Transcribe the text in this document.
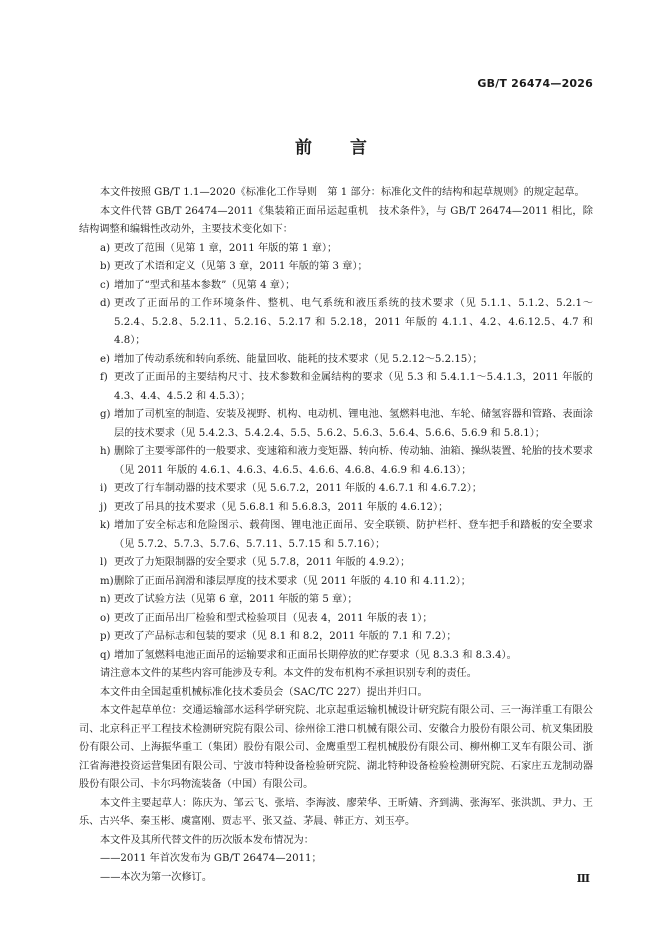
GB/T 26474—2026
前言

本文件按照 GB/T 1.1—2020《标准化工作导则　第 1 部分：标准化文件的结构和起草规则》的规定起草。

本文件代替 GB/T 26474—2011《集装箱正面吊运起重机　技术条件》，与 GB/T 26474—2011 相比，除结构调整和编辑性改动外，主要技术变化如下：

a) 更改了范围（见第 1 章，2011 年版的第 1 章）；

b) 更改了术语和定义（见第 3 章，2011 年版的第 3 章）；

c) 增加了“型式和基本参数”（见第 4 章）；

d) 更改了正面吊的工作环境条件、整机、电气系统和液压系统的技术要求（见 5.1.1、5.1.2、5.2.1～5.2.4、5.2.8、5.2.11、5.2.16、5.2.17 和 5.2.18，2011 年版的 4.1.1、4.2、4.6.12.5、4.7 和 4.8）；

e) 增加了传动系统和转向系统、能量回收、能耗的技术要求（见 5.2.12～5.2.15）；

f) 更改了正面吊的主要结构尺寸、技术参数和金属结构的要求（见 5.3 和 5.4.1.1～5.4.1.3，2011 年版的 4.3、4.4、4.5.2 和 4.5.3）；

g) 增加了司机室的制造、安装及视野、机构、电动机、锂电池、氢燃料电池、车轮、储氢容器和管路、表面涂层的技术要求（见 5.4.2.3、5.4.2.4、5.5、5.6.2、5.6.3、5.6.4、5.6.6、5.6.9 和 5.8.1）；

h) 删除了主要零部件的一般要求、变速箱和液力变矩器、转向桥、传动轴、油箱、操纵装置、轮胎的技术要求（见 2011 年版的 4.6.1、4.6.3、4.6.5、4.6.6、4.6.8、4.6.9 和 4.6.13）；

i) 更改了行车制动器的技术要求（见 5.6.7.2，2011 年版的 4.6.7.1 和 4.6.7.2）；

j) 更改了吊具的技术要求（见 5.6.8.1 和 5.6.8.3，2011 年版的 4.6.12）；

k) 增加了安全标志和危险图示、载荷图、锂电池正面吊、安全联锁、防护栏杆、登车把手和踏板的安全要求（见 5.7.2、5.7.3、5.7.6、5.7.11、5.7.15 和 5.7.16）；

l) 更改了力矩限制器的安全要求（见 5.7.8，2011 年版的 4.9.2）；

m) 删除了正面吊润滑和漆层厚度的技术要求（见 2011 年版的 4.10 和 4.11.2）；

n) 更改了试验方法（见第 6 章，2011 年版的第 5 章）；

o) 更改了正面吊出厂检验和型式检验项目（见表 4，2011 年版的表 1）；

p) 更改了产品标志和包装的要求（见 8.1 和 8.2，2011 年版的 7.1 和 7.2）；

q) 增加了氢燃料电池正面吊的运输要求和正面吊长期停放的贮存要求（见 8.3.3 和 8.3.4）。

请注意本文件的某些内容可能涉及专利。本文件的发布机构不承担识别专利的责任。

本文件由全国起重机械标准化技术委员会（SAC/TC 227）提出并归口。

本文件起草单位：交通运输部水运科学研究院、北京起重运输机械设计研究院有限公司、三一海洋重工有限公司、北京科正平工程技术检测研究院有限公司、徐州徐工港口机械有限公司、安徽合力股份有限公司、杭叉集团股份有限公司、上海振华重工（集团）股份有限公司、金鹰重型工程机械股份有限公司、柳州柳工叉车有限公司、浙江省海港投资运营集团有限公司、宁波市特种设备检验研究院、湖北特种设备检验检测研究院、石家庄五龙制动器股份有限公司、卡尔玛物流装备（中国）有限公司。

本文件主要起草人：陈庆为、邹云飞、张培、李海波、廖荣华、王昕婧、齐到满、张海军、张洪凯、尹力、王乐、古兴华、秦玉彬、虞富刚、贾志平、张又益、茅晨、韩正方、刘玉亭。

本文件及其所代替文件的历次版本发布情况为：

——2011 年首次发布为 GB/T 26474—2011；

——本次为第一次修订。	Ⅲ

● ● ● ● ● ● ●

■ SET EXERCISE:
Extract every line of the data exactly; pictures stay out.

■ CORRECT ANSWER:
Transcribe the text in this document.
GB/T 26474—2026
前言

本文件按照 GB/T 1.1—2020《标准化工作导则　第 1 部分：标准化文件的结构和起草规则》的规定起草。

本文件代替 GB/T 26474—2011《集装箱正面吊运起重机　技术条件》，与 GB/T 26474—2011 相比，除结构调整和编辑性改动外，主要技术变化如下：

a) 更改了范围（见第 1 章，2011 年版的第 1 章）；

b) 更改了术语和定义（见第 3 章，2011 年版的第 3 章）；

c) 增加了“型式和基本参数”（见第 4 章）；

d) 更改了正面吊的工作环境条件、整机、电气系统和液压系统的技术要求（见 5.1.1、5.1.2、5.2.1～5.2.4、5.2.8、5.2.11、5.2.16、5.2.17 和 5.2.18，2011 年版的 4.1.1、4.2、4.6.12.5、4.7 和 4.8）；

e) 增加了传动系统和转向系统、能量回收、能耗的技术要求（见 5.2.12～5.2.15）；

f) 更改了正面吊的主要结构尺寸、技术参数和金属结构的要求（见 5.3 和 5.4.1.1～5.4.1.3，2011 年版的 4.3、4.4、4.5.2 和 4.5.3）；

g) 增加了司机室的制造、安装及视野、机构、电动机、锂电池、氢燃料电池、车轮、储氢容器和管路、表面涂层的技术要求（见 5.4.2.3、5.4.2.4、5.5、5.6.2、5.6.3、5.6.4、5.6.6、5.6.9 和 5.8.1）；

h) 删除了主要零部件的一般要求、变速箱和液力变矩器、转向桥、传动轴、油箱、操纵装置、轮胎的技术要求（见 2011 年版的 4.6.1、4.6.3、4.6.5、4.6.6、4.6.8、4.6.9 和 4.6.13）；

i) 更改了行车制动器的技术要求（见 5.6.7.2，2011 年版的 4.6.7.1 和 4.6.7.2）；

j) 更改了吊具的技术要求（见 5.6.8.1 和 5.6.8.3，2011 年版的 4.6.12）；

k) 增加了安全标志和危险图示、载荷图、锂电池正面吊、安全联锁、防护栏杆、登车把手和踏板的安全要求（见 5.7.2、5.7.3、5.7.6、5.7.11、5.7.15 和 5.7.16）；

l) 更改了力矩限制器的安全要求（见 5.7.8，2011 年版的 4.9.2）；

m) 删除了正面吊润滑和漆层厚度的技术要求（见 2011 年版的 4.10 和 4.11.2）；

n) 更改了试验方法（见第 6 章，2011 年版的第 5 章）；

o) 更改了正面吊出厂检验和型式检验项目（见表 4，2011 年版的表 1）；

p) 更改了产品标志和包装的要求（见 8.1 和 8.2，2011 年版的 7.1 和 7.2）；

q) 增加了氢燃料电池正面吊的运输要求和正面吊长期停放的贮存要求（见 8.3.3 和 8.3.4）。

请注意本文件的某些内容可能涉及专利。本文件的发布机构不承担识别专利的责任。

本文件由全国起重机械标准化技术委员会（SAC/TC 227）提出并归口。

本文件起草单位：交通运输部水运科学研究院、北京起重运输机械设计研究院有限公司、三一海洋重工有限公司、北京科正平工程技术检测研究院有限公司、徐州徐工港口机械有限公司、安徽合力股份有限公司、杭叉集团股份有限公司、上海振华重工（集团）股份有限公司、金鹰重型工程机械股份有限公司、柳州柳工叉车有限公司、浙江省海港投资运营集团有限公司、宁波市特种设备检验研究院、湖北特种设备检验检测研究院、石家庄五龙制动器股份有限公司、卡尔玛物流装备（中国）有限公司。

本文件主要起草人：陈庆为、邹云飞、张培、李海波、廖荣华、王昕婧、齐到满、张海军、张洪凯、尹力、王乐、古兴华、秦玉彬、虞富刚、贾志平、张又益、茅晨、韩正方、刘玉亭。

本文件及其所代替文件的历次版本发布情况为：

——2011 年首次发布为 GB/T 26474—2011；

——本次为第一次修订。	Ⅲ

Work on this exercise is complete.